━━━━━ Supplied records ━━━━━
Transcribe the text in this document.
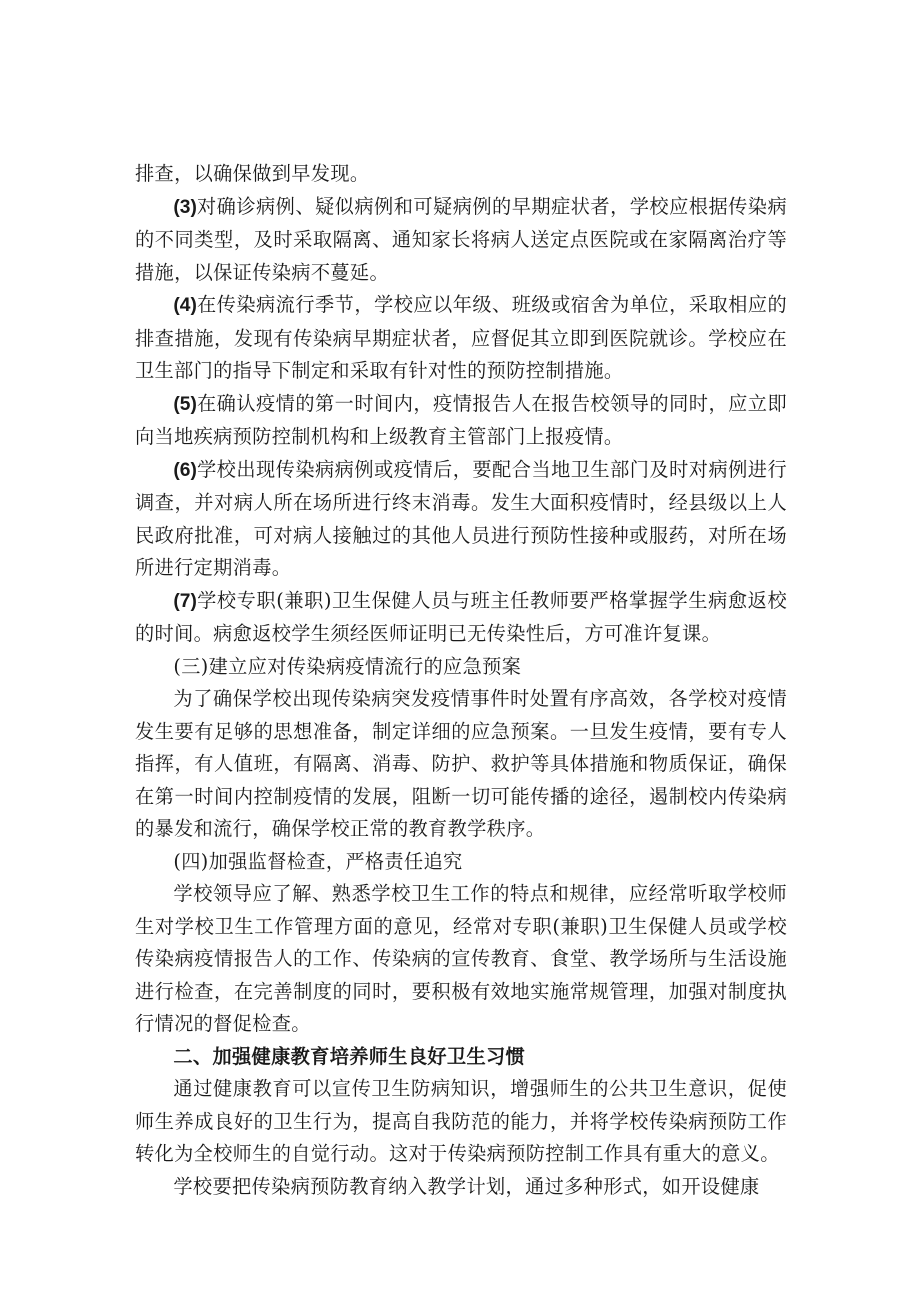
排查，以确保做到早发现。

(3)对确诊病例、疑似病例和可疑病例的早期症状者，学校应根据传染病的不同类型，及时采取隔离、通知家长将病人送定点医院或在家隔离治疗等措施，以保证传染病不蔓延。

(4)在传染病流行季节，学校应以年级、班级或宿舍为单位，采取相应的排查措施，发现有传染病早期症状者，应督促其立即到医院就诊。学校应在卫生部门的指导下制定和采取有针对性的预防控制措施。

(5)在确认疫情的第一时间内，疫情报告人在报告校领导的同时，应立即向当地疾病预防控制机构和上级教育主管部门上报疫情。

(6)学校出现传染病病例或疫情后，要配合当地卫生部门及时对病例进行调查，并对病人所在场所进行终末消毒。发生大面积疫情时，经县级以上人民政府批准，可对病人接触过的其他人员进行预防性接种或服药，对所在场所进行定期消毒。

(7)学校专职(兼职)卫生保健人员与班主任教师要严格掌握学生病愈返校的时间。病愈返校学生须经医师证明已无传染性后，方可准许复课。

(三)建立应对传染病疫情流行的应急预案

为了确保学校出现传染病突发疫情事件时处置有序高效，各学校对疫情发生要有足够的思想准备，制定详细的应急预案。一旦发生疫情，要有专人指挥，有人值班，有隔离、消毒、防护、救护等具体措施和物质保证，确保在第一时间内控制疫情的发展，阻断一切可能传播的途径，遏制校内传染病的暴发和流行，确保学校正常的教育教学秩序。

(四)加强监督检查，严格责任追究

学校领导应了解、熟悉学校卫生工作的特点和规律，应经常听取学校师生对学校卫生工作管理方面的意见，经常对专职(兼职)卫生保健人员或学校传染病疫情报告人的工作、传染病的宣传教育、食堂、教学场所与生活设施进行检查，在完善制度的同时，要积极有效地实施常规管理，加强对制度执行情况的督促检查。

二、加强健康教育培养师生良好卫生习惯

通过健康教育可以宣传卫生防病知识，增强师生的公共卫生意识，促使师生养成良好的卫生行为，提高自我防范的能力，并将学校传染病预防工作转化为全校师生的自觉行动。这对于传染病预防控制工作具有重大的意义。

学校要把传染病预防教育纳入教学计划，通过多种形式，如开设健康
━━━━━
Without including any pictures, please restate all the records exactly.

Response:
Transcribe the text in this document.
排查，以确保做到早发现。

(3)对确诊病例、疑似病例和可疑病例的早期症状者，学校应根据传染病的不同类型，及时采取隔离、通知家长将病人送定点医院或在家隔离治疗等措施，以保证传染病不蔓延。

(4)在传染病流行季节，学校应以年级、班级或宿舍为单位，采取相应的排查措施，发现有传染病早期症状者，应督促其立即到医院就诊。学校应在卫生部门的指导下制定和采取有针对性的预防控制措施。

(5)在确认疫情的第一时间内，疫情报告人在报告校领导的同时，应立即向当地疾病预防控制机构和上级教育主管部门上报疫情。

(6)学校出现传染病病例或疫情后，要配合当地卫生部门及时对病例进行调查，并对病人所在场所进行终末消毒。发生大面积疫情时，经县级以上人民政府批准，可对病人接触过的其他人员进行预防性接种或服药，对所在场所进行定期消毒。

(7)学校专职(兼职)卫生保健人员与班主任教师要严格掌握学生病愈返校的时间。病愈返校学生须经医师证明已无传染性后，方可准许复课。

(三)建立应对传染病疫情流行的应急预案

为了确保学校出现传染病突发疫情事件时处置有序高效，各学校对疫情发生要有足够的思想准备，制定详细的应急预案。一旦发生疫情，要有专人指挥，有人值班，有隔离、消毒、防护、救护等具体措施和物质保证，确保在第一时间内控制疫情的发展，阻断一切可能传播的途径，遏制校内传染病的暴发和流行，确保学校正常的教育教学秩序。

(四)加强监督检查，严格责任追究

学校领导应了解、熟悉学校卫生工作的特点和规律，应经常听取学校师生对学校卫生工作管理方面的意见，经常对专职(兼职)卫生保健人员或学校传染病疫情报告人的工作、传染病的宣传教育、食堂、教学场所与生活设施进行检查，在完善制度的同时，要积极有效地实施常规管理，加强对制度执行情况的督促检查。

二、加强健康教育培养师生良好卫生习惯

通过健康教育可以宣传卫生防病知识，增强师生的公共卫生意识，促使师生养成良好的卫生行为，提高自我防范的能力，并将学校传染病预防工作转化为全校师生的自觉行动。这对于传染病预防控制工作具有重大的意义。

学校要把传染病预防教育纳入教学计划，通过多种形式，如开设健康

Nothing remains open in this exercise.